• **REQUIRED WORK**: Copy out each line that mentions the word "median".

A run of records
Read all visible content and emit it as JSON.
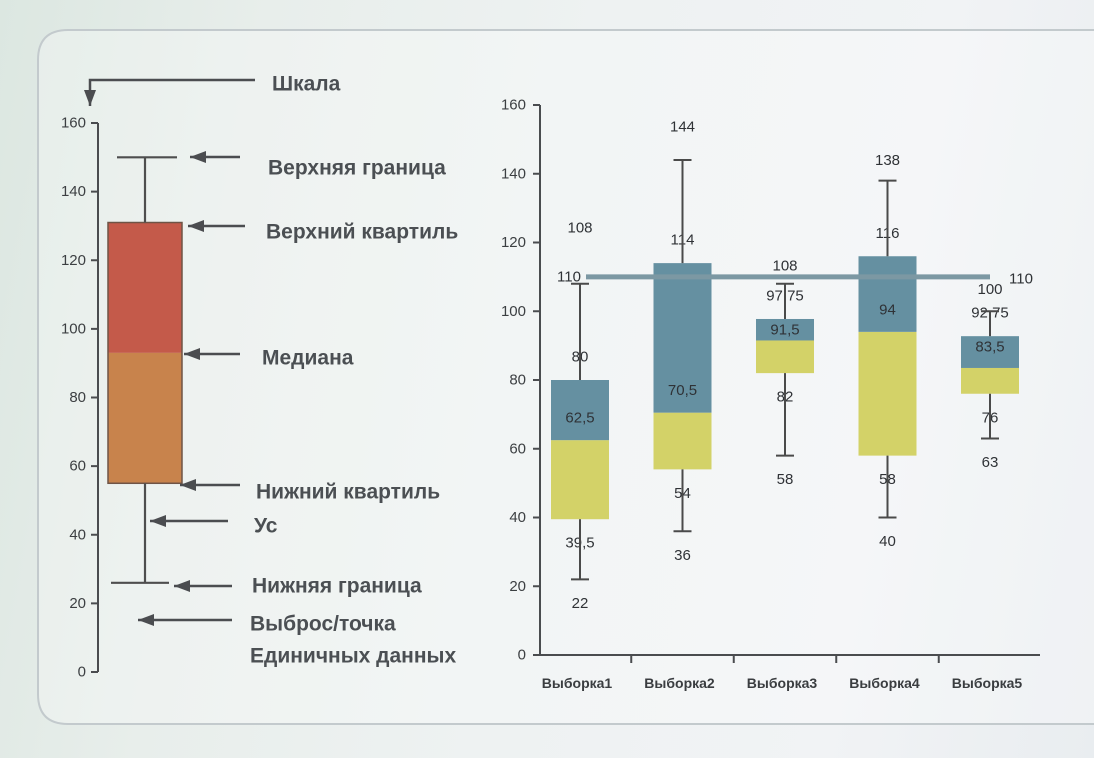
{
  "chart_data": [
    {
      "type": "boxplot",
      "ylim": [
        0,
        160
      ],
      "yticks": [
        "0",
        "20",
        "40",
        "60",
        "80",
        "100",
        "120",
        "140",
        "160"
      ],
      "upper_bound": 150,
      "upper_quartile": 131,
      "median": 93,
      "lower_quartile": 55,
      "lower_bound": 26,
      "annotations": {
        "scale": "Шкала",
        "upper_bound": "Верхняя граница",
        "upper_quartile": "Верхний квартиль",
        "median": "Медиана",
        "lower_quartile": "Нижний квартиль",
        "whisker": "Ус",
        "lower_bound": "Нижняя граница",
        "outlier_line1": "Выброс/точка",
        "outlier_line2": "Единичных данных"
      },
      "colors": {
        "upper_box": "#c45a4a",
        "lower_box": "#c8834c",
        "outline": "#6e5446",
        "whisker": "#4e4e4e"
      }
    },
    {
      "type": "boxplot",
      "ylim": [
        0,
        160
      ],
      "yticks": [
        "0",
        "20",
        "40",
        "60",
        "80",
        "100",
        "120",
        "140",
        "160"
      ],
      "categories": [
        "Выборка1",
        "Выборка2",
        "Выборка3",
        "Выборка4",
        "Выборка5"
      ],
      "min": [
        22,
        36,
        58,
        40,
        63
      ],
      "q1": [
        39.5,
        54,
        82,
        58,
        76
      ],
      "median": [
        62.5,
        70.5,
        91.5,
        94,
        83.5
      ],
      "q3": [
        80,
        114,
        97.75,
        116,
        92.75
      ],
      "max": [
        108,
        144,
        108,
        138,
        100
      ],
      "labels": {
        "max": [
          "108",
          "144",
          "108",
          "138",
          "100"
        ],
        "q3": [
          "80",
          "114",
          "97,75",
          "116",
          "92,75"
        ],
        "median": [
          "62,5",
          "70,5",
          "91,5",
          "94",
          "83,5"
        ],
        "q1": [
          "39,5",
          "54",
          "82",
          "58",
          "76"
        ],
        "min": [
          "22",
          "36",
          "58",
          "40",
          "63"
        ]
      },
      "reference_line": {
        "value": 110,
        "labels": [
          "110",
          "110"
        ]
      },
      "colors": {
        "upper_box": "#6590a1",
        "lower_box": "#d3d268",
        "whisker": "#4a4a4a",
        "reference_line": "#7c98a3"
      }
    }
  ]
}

• **RESULT FOR THIS TASK**:
      "median": 93,
        "median": "Медиана",
      "median": [
        "median": [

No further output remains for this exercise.